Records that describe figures
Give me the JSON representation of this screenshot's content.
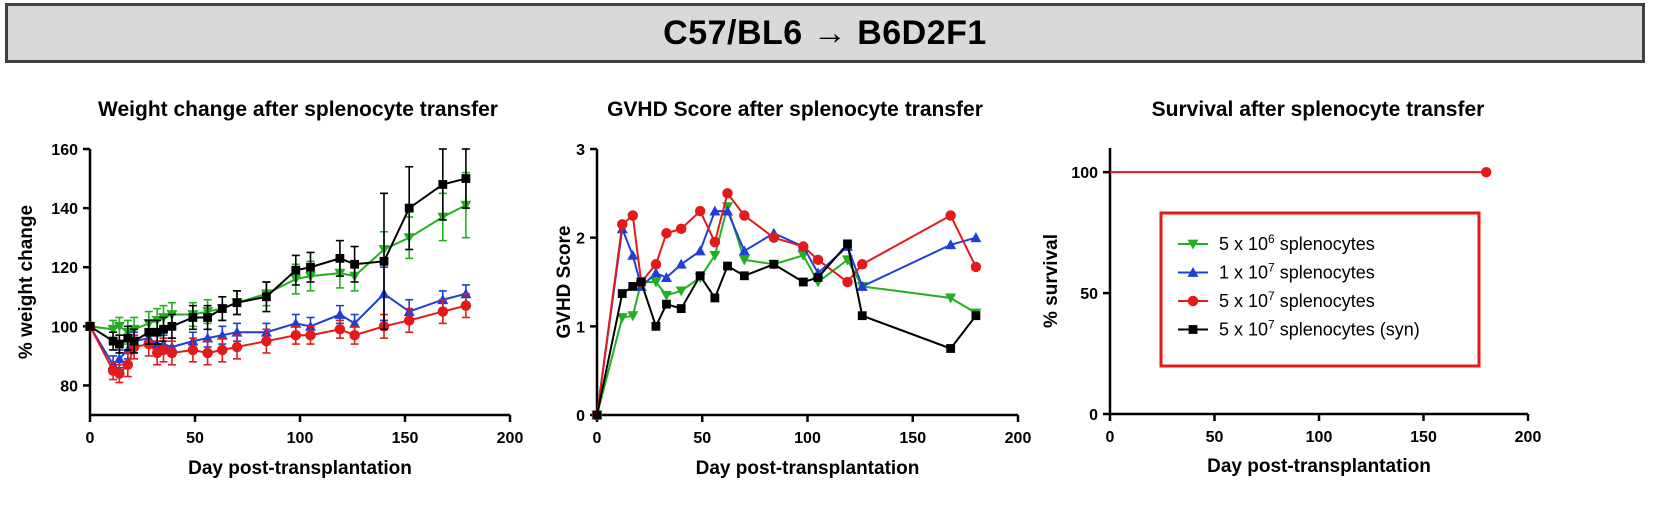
{
  "banner": {
    "left": "C57/BL6",
    "arrow": "→",
    "right": "B6D2F1"
  },
  "chart_data": [
    {
      "type": "line",
      "title": "Weight change after splenocyte transfer",
      "xlabel": "Day post-transplantation",
      "ylabel": "% weight change",
      "xlim": [
        0,
        200
      ],
      "ylim": [
        70,
        160
      ],
      "xticks": [
        0,
        50,
        100,
        150,
        200
      ],
      "yticks": [
        80,
        100,
        120,
        140,
        160
      ],
      "series": [
        {
          "name": "5 x 10^6 splenocytes",
          "color": "#22b022",
          "marker": "triangle-down",
          "x": [
            0,
            11,
            14,
            18,
            21,
            28,
            32,
            35,
            39,
            49,
            56,
            63,
            70,
            84,
            98,
            105,
            119,
            126,
            140,
            152,
            168,
            179
          ],
          "y": [
            100,
            99,
            100,
            98,
            99,
            101,
            102,
            103,
            104,
            104,
            105,
            106,
            108,
            111,
            116,
            117,
            118,
            117,
            126,
            130,
            137,
            141
          ],
          "err": [
            0,
            3,
            3,
            4,
            4,
            4,
            4,
            4,
            4,
            4,
            4,
            4,
            4,
            4,
            5,
            5,
            5,
            5,
            6,
            7,
            8,
            11
          ]
        },
        {
          "name": "1 x 10^7 splenocytes",
          "color": "#1f3fd6",
          "marker": "triangle-up",
          "x": [
            0,
            11,
            14,
            18,
            21,
            28,
            32,
            35,
            39,
            49,
            56,
            63,
            70,
            84,
            98,
            105,
            119,
            126,
            140,
            152,
            168,
            179
          ],
          "y": [
            100,
            87,
            89,
            92,
            95,
            96,
            94,
            94,
            93,
            95,
            96,
            97,
            98,
            98,
            101,
            100,
            104,
            101,
            111,
            105,
            109,
            111
          ],
          "err": [
            0,
            3,
            3,
            3,
            3,
            3,
            3,
            3,
            3,
            3,
            3,
            3,
            3,
            3,
            3,
            3,
            3,
            3,
            9,
            4,
            3,
            3
          ]
        },
        {
          "name": "5 x 10^7 splenocytes",
          "color": "#e41a1a",
          "marker": "circle",
          "x": [
            0,
            11,
            14,
            18,
            21,
            28,
            32,
            35,
            39,
            49,
            56,
            63,
            70,
            84,
            98,
            105,
            119,
            126,
            140,
            152,
            168,
            179
          ],
          "y": [
            100,
            85,
            84,
            87,
            93,
            94,
            91,
            92,
            91,
            92,
            91,
            92,
            93,
            95,
            97,
            97,
            99,
            97,
            100,
            102,
            105,
            107
          ],
          "err": [
            0,
            3,
            3,
            4,
            4,
            4,
            4,
            4,
            4,
            4,
            4,
            4,
            4,
            4,
            3,
            3,
            3,
            3,
            4,
            4,
            4,
            4
          ]
        },
        {
          "name": "5 x 10^7 splenocytes (syn)",
          "color": "#000000",
          "marker": "square",
          "x": [
            0,
            11,
            14,
            18,
            21,
            28,
            32,
            35,
            39,
            49,
            56,
            63,
            70,
            84,
            98,
            105,
            119,
            126,
            140,
            152,
            168,
            179
          ],
          "y": [
            100,
            95,
            94,
            96,
            95,
            98,
            98,
            99,
            100,
            103,
            103,
            106,
            108,
            110,
            119,
            120,
            123,
            121,
            122,
            140,
            148,
            150
          ],
          "err": [
            0,
            3,
            3,
            4,
            4,
            4,
            4,
            4,
            4,
            4,
            4,
            4,
            4,
            5,
            5,
            5,
            6,
            6,
            23,
            14,
            12,
            10
          ]
        }
      ]
    },
    {
      "type": "line",
      "title": "GVHD Score after splenocyte transfer",
      "xlabel": "Day post-transplantation",
      "ylabel": "GVHD Score",
      "xlim": [
        0,
        200
      ],
      "ylim": [
        0,
        3
      ],
      "xticks": [
        0,
        50,
        100,
        150,
        200
      ],
      "yticks": [
        0,
        1,
        2,
        3
      ],
      "series": [
        {
          "name": "5 x 10^6 splenocytes",
          "color": "#22b022",
          "marker": "triangle-down",
          "x": [
            0,
            12,
            17,
            21,
            28,
            33,
            40,
            49,
            56,
            62,
            70,
            84,
            98,
            105,
            119,
            126,
            168,
            180
          ],
          "y": [
            0,
            1.1,
            1.12,
            1.5,
            1.5,
            1.35,
            1.4,
            1.55,
            1.8,
            2.35,
            1.75,
            1.7,
            1.8,
            1.5,
            1.75,
            1.45,
            1.32,
            1.15
          ]
        },
        {
          "name": "1 x 10^7 splenocytes",
          "color": "#1f3fd6",
          "marker": "triangle-up",
          "x": [
            0,
            12,
            17,
            21,
            28,
            33,
            40,
            49,
            56,
            62,
            70,
            84,
            98,
            105,
            119,
            126,
            168,
            180
          ],
          "y": [
            0,
            2.1,
            1.8,
            1.45,
            1.6,
            1.55,
            1.7,
            1.85,
            2.3,
            2.3,
            1.85,
            2.05,
            1.9,
            1.6,
            1.9,
            1.45,
            1.92,
            2.0
          ]
        },
        {
          "name": "5 x 10^7 splenocytes",
          "color": "#e41a1a",
          "marker": "circle",
          "x": [
            0,
            12,
            17,
            21,
            28,
            33,
            40,
            49,
            56,
            62,
            70,
            84,
            98,
            105,
            119,
            126,
            168,
            180
          ],
          "y": [
            0,
            2.15,
            2.25,
            1.5,
            1.7,
            2.05,
            2.1,
            2.3,
            1.95,
            2.5,
            2.25,
            2.0,
            1.9,
            1.75,
            1.5,
            1.7,
            2.25,
            1.67
          ]
        },
        {
          "name": "5 x 10^7 splenocytes (syn)",
          "color": "#000000",
          "marker": "square",
          "x": [
            0,
            12,
            17,
            21,
            28,
            33,
            40,
            49,
            56,
            62,
            70,
            84,
            98,
            105,
            119,
            126,
            168,
            180
          ],
          "y": [
            0,
            1.37,
            1.45,
            1.5,
            1.0,
            1.25,
            1.2,
            1.57,
            1.32,
            1.68,
            1.57,
            1.7,
            1.5,
            1.55,
            1.93,
            1.12,
            0.75,
            1.12
          ]
        }
      ]
    },
    {
      "type": "line",
      "title": "Survival after splenocyte transfer",
      "xlabel": "Day post-transplantation",
      "ylabel": "% survival",
      "xlim": [
        0,
        200
      ],
      "ylim": [
        0,
        110
      ],
      "xticks": [
        0,
        50,
        100,
        150,
        200
      ],
      "yticks": [
        0,
        50,
        100
      ],
      "series": [
        {
          "name": "5 x 10^7 splenocytes",
          "color": "#e41a1a",
          "marker": "circle",
          "x": [
            0,
            180
          ],
          "y": [
            100,
            100
          ],
          "end_marker_only": true
        }
      ],
      "legend": {
        "position": "center-right",
        "border_color": "#e41a1a",
        "entries": [
          {
            "label_main": "5 x 10",
            "label_sup": "6",
            "label_rest": " splenocytes",
            "color": "#22b022",
            "marker": "triangle-down"
          },
          {
            "label_main": "1 x 10",
            "label_sup": "7",
            "label_rest": " splenocytes",
            "color": "#1f3fd6",
            "marker": "triangle-up"
          },
          {
            "label_main": "5 x 10",
            "label_sup": "7",
            "label_rest": " splenocytes",
            "color": "#e41a1a",
            "marker": "circle"
          },
          {
            "label_main": "5 x 10",
            "label_sup": "7",
            "label_rest": " splenocytes (syn)",
            "color": "#000000",
            "marker": "square"
          }
        ]
      }
    }
  ]
}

Short exercise: Retype all entries exactly as they appear, dropping the images.

Complete output:
Give me the JSON representation of this screenshot's content.
{
  "banner": {
    "left": "C57/BL6",
    "arrow": "→",
    "right": "B6D2F1"
  },
  "chart_data": [
    {
      "type": "line",
      "title": "Weight change after splenocyte transfer",
      "xlabel": "Day post-transplantation",
      "ylabel": "% weight change",
      "xlim": [
        0,
        200
      ],
      "ylim": [
        70,
        160
      ],
      "xticks": [
        0,
        50,
        100,
        150,
        200
      ],
      "yticks": [
        80,
        100,
        120,
        140,
        160
      ],
      "series": [
        {
          "name": "5 x 10^6 splenocytes",
          "color": "#22b022",
          "marker": "triangle-down",
          "x": [
            0,
            11,
            14,
            18,
            21,
            28,
            32,
            35,
            39,
            49,
            56,
            63,
            70,
            84,
            98,
            105,
            119,
            126,
            140,
            152,
            168,
            179
          ],
          "y": [
            100,
            99,
            100,
            98,
            99,
            101,
            102,
            103,
            104,
            104,
            105,
            106,
            108,
            111,
            116,
            117,
            118,
            117,
            126,
            130,
            137,
            141
          ],
          "err": [
            0,
            3,
            3,
            4,
            4,
            4,
            4,
            4,
            4,
            4,
            4,
            4,
            4,
            4,
            5,
            5,
            5,
            5,
            6,
            7,
            8,
            11
          ]
        },
        {
          "name": "1 x 10^7 splenocytes",
          "color": "#1f3fd6",
          "marker": "triangle-up",
          "x": [
            0,
            11,
            14,
            18,
            21,
            28,
            32,
            35,
            39,
            49,
            56,
            63,
            70,
            84,
            98,
            105,
            119,
            126,
            140,
            152,
            168,
            179
          ],
          "y": [
            100,
            87,
            89,
            92,
            95,
            96,
            94,
            94,
            93,
            95,
            96,
            97,
            98,
            98,
            101,
            100,
            104,
            101,
            111,
            105,
            109,
            111
          ],
          "err": [
            0,
            3,
            3,
            3,
            3,
            3,
            3,
            3,
            3,
            3,
            3,
            3,
            3,
            3,
            3,
            3,
            3,
            3,
            9,
            4,
            3,
            3
          ]
        },
        {
          "name": "5 x 10^7 splenocytes",
          "color": "#e41a1a",
          "marker": "circle",
          "x": [
            0,
            11,
            14,
            18,
            21,
            28,
            32,
            35,
            39,
            49,
            56,
            63,
            70,
            84,
            98,
            105,
            119,
            126,
            140,
            152,
            168,
            179
          ],
          "y": [
            100,
            85,
            84,
            87,
            93,
            94,
            91,
            92,
            91,
            92,
            91,
            92,
            93,
            95,
            97,
            97,
            99,
            97,
            100,
            102,
            105,
            107
          ],
          "err": [
            0,
            3,
            3,
            4,
            4,
            4,
            4,
            4,
            4,
            4,
            4,
            4,
            4,
            4,
            3,
            3,
            3,
            3,
            4,
            4,
            4,
            4
          ]
        },
        {
          "name": "5 x 10^7 splenocytes (syn)",
          "color": "#000000",
          "marker": "square",
          "x": [
            0,
            11,
            14,
            18,
            21,
            28,
            32,
            35,
            39,
            49,
            56,
            63,
            70,
            84,
            98,
            105,
            119,
            126,
            140,
            152,
            168,
            179
          ],
          "y": [
            100,
            95,
            94,
            96,
            95,
            98,
            98,
            99,
            100,
            103,
            103,
            106,
            108,
            110,
            119,
            120,
            123,
            121,
            122,
            140,
            148,
            150
          ],
          "err": [
            0,
            3,
            3,
            4,
            4,
            4,
            4,
            4,
            4,
            4,
            4,
            4,
            4,
            5,
            5,
            5,
            6,
            6,
            23,
            14,
            12,
            10
          ]
        }
      ]
    },
    {
      "type": "line",
      "title": "GVHD Score after splenocyte transfer",
      "xlabel": "Day post-transplantation",
      "ylabel": "GVHD Score",
      "xlim": [
        0,
        200
      ],
      "ylim": [
        0,
        3
      ],
      "xticks": [
        0,
        50,
        100,
        150,
        200
      ],
      "yticks": [
        0,
        1,
        2,
        3
      ],
      "series": [
        {
          "name": "5 x 10^6 splenocytes",
          "color": "#22b022",
          "marker": "triangle-down",
          "x": [
            0,
            12,
            17,
            21,
            28,
            33,
            40,
            49,
            56,
            62,
            70,
            84,
            98,
            105,
            119,
            126,
            168,
            180
          ],
          "y": [
            0,
            1.1,
            1.12,
            1.5,
            1.5,
            1.35,
            1.4,
            1.55,
            1.8,
            2.35,
            1.75,
            1.7,
            1.8,
            1.5,
            1.75,
            1.45,
            1.32,
            1.15
          ]
        },
        {
          "name": "1 x 10^7 splenocytes",
          "color": "#1f3fd6",
          "marker": "triangle-up",
          "x": [
            0,
            12,
            17,
            21,
            28,
            33,
            40,
            49,
            56,
            62,
            70,
            84,
            98,
            105,
            119,
            126,
            168,
            180
          ],
          "y": [
            0,
            2.1,
            1.8,
            1.45,
            1.6,
            1.55,
            1.7,
            1.85,
            2.3,
            2.3,
            1.85,
            2.05,
            1.9,
            1.6,
            1.9,
            1.45,
            1.92,
            2.0
          ]
        },
        {
          "name": "5 x 10^7 splenocytes",
          "color": "#e41a1a",
          "marker": "circle",
          "x": [
            0,
            12,
            17,
            21,
            28,
            33,
            40,
            49,
            56,
            62,
            70,
            84,
            98,
            105,
            119,
            126,
            168,
            180
          ],
          "y": [
            0,
            2.15,
            2.25,
            1.5,
            1.7,
            2.05,
            2.1,
            2.3,
            1.95,
            2.5,
            2.25,
            2.0,
            1.9,
            1.75,
            1.5,
            1.7,
            2.25,
            1.67
          ]
        },
        {
          "name": "5 x 10^7 splenocytes (syn)",
          "color": "#000000",
          "marker": "square",
          "x": [
            0,
            12,
            17,
            21,
            28,
            33,
            40,
            49,
            56,
            62,
            70,
            84,
            98,
            105,
            119,
            126,
            168,
            180
          ],
          "y": [
            0,
            1.37,
            1.45,
            1.5,
            1.0,
            1.25,
            1.2,
            1.57,
            1.32,
            1.68,
            1.57,
            1.7,
            1.5,
            1.55,
            1.93,
            1.12,
            0.75,
            1.12
          ]
        }
      ]
    },
    {
      "type": "line",
      "title": "Survival after splenocyte transfer",
      "xlabel": "Day post-transplantation",
      "ylabel": "% survival",
      "xlim": [
        0,
        200
      ],
      "ylim": [
        0,
        110
      ],
      "xticks": [
        0,
        50,
        100,
        150,
        200
      ],
      "yticks": [
        0,
        50,
        100
      ],
      "series": [
        {
          "name": "5 x 10^7 splenocytes",
          "color": "#e41a1a",
          "marker": "circle",
          "x": [
            0,
            180
          ],
          "y": [
            100,
            100
          ],
          "end_marker_only": true
        }
      ],
      "legend": {
        "position": "center-right",
        "border_color": "#e41a1a",
        "entries": [
          {
            "label_main": "5 x 10",
            "label_sup": "6",
            "label_rest": " splenocytes",
            "color": "#22b022",
            "marker": "triangle-down"
          },
          {
            "label_main": "1 x 10",
            "label_sup": "7",
            "label_rest": " splenocytes",
            "color": "#1f3fd6",
            "marker": "triangle-up"
          },
          {
            "label_main": "5 x 10",
            "label_sup": "7",
            "label_rest": " splenocytes",
            "color": "#e41a1a",
            "marker": "circle"
          },
          {
            "label_main": "5 x 10",
            "label_sup": "7",
            "label_rest": " splenocytes (syn)",
            "color": "#000000",
            "marker": "square"
          }
        ]
      }
    }
  ]
}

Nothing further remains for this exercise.